TASK INPUT —
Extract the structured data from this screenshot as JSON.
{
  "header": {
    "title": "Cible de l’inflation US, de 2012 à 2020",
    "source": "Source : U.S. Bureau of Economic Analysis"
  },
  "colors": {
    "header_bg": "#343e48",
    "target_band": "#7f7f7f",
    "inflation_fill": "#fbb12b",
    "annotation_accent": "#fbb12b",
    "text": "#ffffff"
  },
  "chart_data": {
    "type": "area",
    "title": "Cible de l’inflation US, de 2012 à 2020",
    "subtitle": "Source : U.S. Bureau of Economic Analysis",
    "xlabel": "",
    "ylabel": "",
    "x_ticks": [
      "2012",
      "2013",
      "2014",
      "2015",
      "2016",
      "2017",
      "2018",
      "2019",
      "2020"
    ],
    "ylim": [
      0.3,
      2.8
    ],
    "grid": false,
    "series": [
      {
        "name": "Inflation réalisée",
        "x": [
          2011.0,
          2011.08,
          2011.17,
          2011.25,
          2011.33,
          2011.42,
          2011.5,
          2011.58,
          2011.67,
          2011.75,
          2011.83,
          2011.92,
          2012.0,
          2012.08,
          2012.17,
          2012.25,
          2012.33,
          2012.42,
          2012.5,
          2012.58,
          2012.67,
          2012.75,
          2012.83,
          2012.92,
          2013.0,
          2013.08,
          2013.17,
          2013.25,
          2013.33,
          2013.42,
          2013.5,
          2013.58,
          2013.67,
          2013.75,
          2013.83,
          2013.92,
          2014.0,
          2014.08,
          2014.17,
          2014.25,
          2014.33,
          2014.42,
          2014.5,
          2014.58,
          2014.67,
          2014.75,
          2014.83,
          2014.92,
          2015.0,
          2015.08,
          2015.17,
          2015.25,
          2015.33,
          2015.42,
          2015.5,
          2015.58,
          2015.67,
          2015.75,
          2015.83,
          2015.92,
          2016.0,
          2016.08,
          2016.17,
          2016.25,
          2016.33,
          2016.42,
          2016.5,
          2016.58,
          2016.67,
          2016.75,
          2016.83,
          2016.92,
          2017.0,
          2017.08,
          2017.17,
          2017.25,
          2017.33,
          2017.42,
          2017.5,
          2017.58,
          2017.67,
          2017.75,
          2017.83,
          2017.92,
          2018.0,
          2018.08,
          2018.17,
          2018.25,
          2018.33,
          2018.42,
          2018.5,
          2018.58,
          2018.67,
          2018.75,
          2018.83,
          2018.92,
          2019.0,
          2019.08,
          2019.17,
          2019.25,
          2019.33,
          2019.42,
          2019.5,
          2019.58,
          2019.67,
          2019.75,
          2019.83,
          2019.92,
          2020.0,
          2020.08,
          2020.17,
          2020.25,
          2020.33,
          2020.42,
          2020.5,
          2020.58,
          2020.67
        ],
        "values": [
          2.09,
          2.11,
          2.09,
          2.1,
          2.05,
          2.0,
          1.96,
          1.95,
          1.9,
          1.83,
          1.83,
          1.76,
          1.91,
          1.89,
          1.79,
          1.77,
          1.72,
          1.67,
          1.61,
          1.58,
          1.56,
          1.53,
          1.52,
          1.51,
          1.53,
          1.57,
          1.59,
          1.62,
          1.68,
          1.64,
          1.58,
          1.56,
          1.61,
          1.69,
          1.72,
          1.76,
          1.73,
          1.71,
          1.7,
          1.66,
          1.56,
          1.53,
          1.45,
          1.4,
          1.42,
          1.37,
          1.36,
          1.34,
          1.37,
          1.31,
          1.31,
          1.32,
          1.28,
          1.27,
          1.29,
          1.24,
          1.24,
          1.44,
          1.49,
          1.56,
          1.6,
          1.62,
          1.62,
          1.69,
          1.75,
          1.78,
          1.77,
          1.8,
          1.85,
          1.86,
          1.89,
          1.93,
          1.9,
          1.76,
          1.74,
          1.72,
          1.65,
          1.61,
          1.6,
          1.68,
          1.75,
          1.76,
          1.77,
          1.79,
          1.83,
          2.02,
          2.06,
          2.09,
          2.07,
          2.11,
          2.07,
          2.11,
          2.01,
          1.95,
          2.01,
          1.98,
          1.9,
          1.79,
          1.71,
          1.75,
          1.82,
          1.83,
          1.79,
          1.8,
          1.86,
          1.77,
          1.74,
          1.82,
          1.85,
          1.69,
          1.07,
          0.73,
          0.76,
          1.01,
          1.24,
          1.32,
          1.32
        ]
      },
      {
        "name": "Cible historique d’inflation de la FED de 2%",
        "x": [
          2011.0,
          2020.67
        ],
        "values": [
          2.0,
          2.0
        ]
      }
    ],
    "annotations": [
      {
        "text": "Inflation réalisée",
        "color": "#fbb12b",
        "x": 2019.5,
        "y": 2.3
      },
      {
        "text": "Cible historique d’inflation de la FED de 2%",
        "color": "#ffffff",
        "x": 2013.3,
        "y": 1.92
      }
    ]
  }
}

TASK DESCRIPTION — Please set down the whole listing above without altering a single line.

EXERCISE RESPONSE —
Extract the structured data from this screenshot as JSON.
{
  "header": {
    "title": "Cible de l’inflation US, de 2012 à 2020",
    "source": "Source : U.S. Bureau of Economic Analysis"
  },
  "colors": {
    "header_bg": "#343e48",
    "target_band": "#7f7f7f",
    "inflation_fill": "#fbb12b",
    "annotation_accent": "#fbb12b",
    "text": "#ffffff"
  },
  "chart_data": {
    "type": "area",
    "title": "Cible de l’inflation US, de 2012 à 2020",
    "subtitle": "Source : U.S. Bureau of Economic Analysis",
    "xlabel": "",
    "ylabel": "",
    "x_ticks": [
      "2012",
      "2013",
      "2014",
      "2015",
      "2016",
      "2017",
      "2018",
      "2019",
      "2020"
    ],
    "ylim": [
      0.3,
      2.8
    ],
    "grid": false,
    "series": [
      {
        "name": "Inflation réalisée",
        "x": [
          2011.0,
          2011.08,
          2011.17,
          2011.25,
          2011.33,
          2011.42,
          2011.5,
          2011.58,
          2011.67,
          2011.75,
          2011.83,
          2011.92,
          2012.0,
          2012.08,
          2012.17,
          2012.25,
          2012.33,
          2012.42,
          2012.5,
          2012.58,
          2012.67,
          2012.75,
          2012.83,
          2012.92,
          2013.0,
          2013.08,
          2013.17,
          2013.25,
          2013.33,
          2013.42,
          2013.5,
          2013.58,
          2013.67,
          2013.75,
          2013.83,
          2013.92,
          2014.0,
          2014.08,
          2014.17,
          2014.25,
          2014.33,
          2014.42,
          2014.5,
          2014.58,
          2014.67,
          2014.75,
          2014.83,
          2014.92,
          2015.0,
          2015.08,
          2015.17,
          2015.25,
          2015.33,
          2015.42,
          2015.5,
          2015.58,
          2015.67,
          2015.75,
          2015.83,
          2015.92,
          2016.0,
          2016.08,
          2016.17,
          2016.25,
          2016.33,
          2016.42,
          2016.5,
          2016.58,
          2016.67,
          2016.75,
          2016.83,
          2016.92,
          2017.0,
          2017.08,
          2017.17,
          2017.25,
          2017.33,
          2017.42,
          2017.5,
          2017.58,
          2017.67,
          2017.75,
          2017.83,
          2017.92,
          2018.0,
          2018.08,
          2018.17,
          2018.25,
          2018.33,
          2018.42,
          2018.5,
          2018.58,
          2018.67,
          2018.75,
          2018.83,
          2018.92,
          2019.0,
          2019.08,
          2019.17,
          2019.25,
          2019.33,
          2019.42,
          2019.5,
          2019.58,
          2019.67,
          2019.75,
          2019.83,
          2019.92,
          2020.0,
          2020.08,
          2020.17,
          2020.25,
          2020.33,
          2020.42,
          2020.5,
          2020.58,
          2020.67
        ],
        "values": [
          2.09,
          2.11,
          2.09,
          2.1,
          2.05,
          2.0,
          1.96,
          1.95,
          1.9,
          1.83,
          1.83,
          1.76,
          1.91,
          1.89,
          1.79,
          1.77,
          1.72,
          1.67,
          1.61,
          1.58,
          1.56,
          1.53,
          1.52,
          1.51,
          1.53,
          1.57,
          1.59,
          1.62,
          1.68,
          1.64,
          1.58,
          1.56,
          1.61,
          1.69,
          1.72,
          1.76,
          1.73,
          1.71,
          1.7,
          1.66,
          1.56,
          1.53,
          1.45,
          1.4,
          1.42,
          1.37,
          1.36,
          1.34,
          1.37,
          1.31,
          1.31,
          1.32,
          1.28,
          1.27,
          1.29,
          1.24,
          1.24,
          1.44,
          1.49,
          1.56,
          1.6,
          1.62,
          1.62,
          1.69,
          1.75,
          1.78,
          1.77,
          1.8,
          1.85,
          1.86,
          1.89,
          1.93,
          1.9,
          1.76,
          1.74,
          1.72,
          1.65,
          1.61,
          1.6,
          1.68,
          1.75,
          1.76,
          1.77,
          1.79,
          1.83,
          2.02,
          2.06,
          2.09,
          2.07,
          2.11,
          2.07,
          2.11,
          2.01,
          1.95,
          2.01,
          1.98,
          1.9,
          1.79,
          1.71,
          1.75,
          1.82,
          1.83,
          1.79,
          1.8,
          1.86,
          1.77,
          1.74,
          1.82,
          1.85,
          1.69,
          1.07,
          0.73,
          0.76,
          1.01,
          1.24,
          1.32,
          1.32
        ]
      },
      {
        "name": "Cible historique d’inflation de la FED de 2%",
        "x": [
          2011.0,
          2020.67
        ],
        "values": [
          2.0,
          2.0
        ]
      }
    ],
    "annotations": [
      {
        "text": "Inflation réalisée",
        "color": "#fbb12b",
        "x": 2019.5,
        "y": 2.3
      },
      {
        "text": "Cible historique d’inflation de la FED de 2%",
        "color": "#ffffff",
        "x": 2013.3,
        "y": 1.92
      }
    ]
  }
}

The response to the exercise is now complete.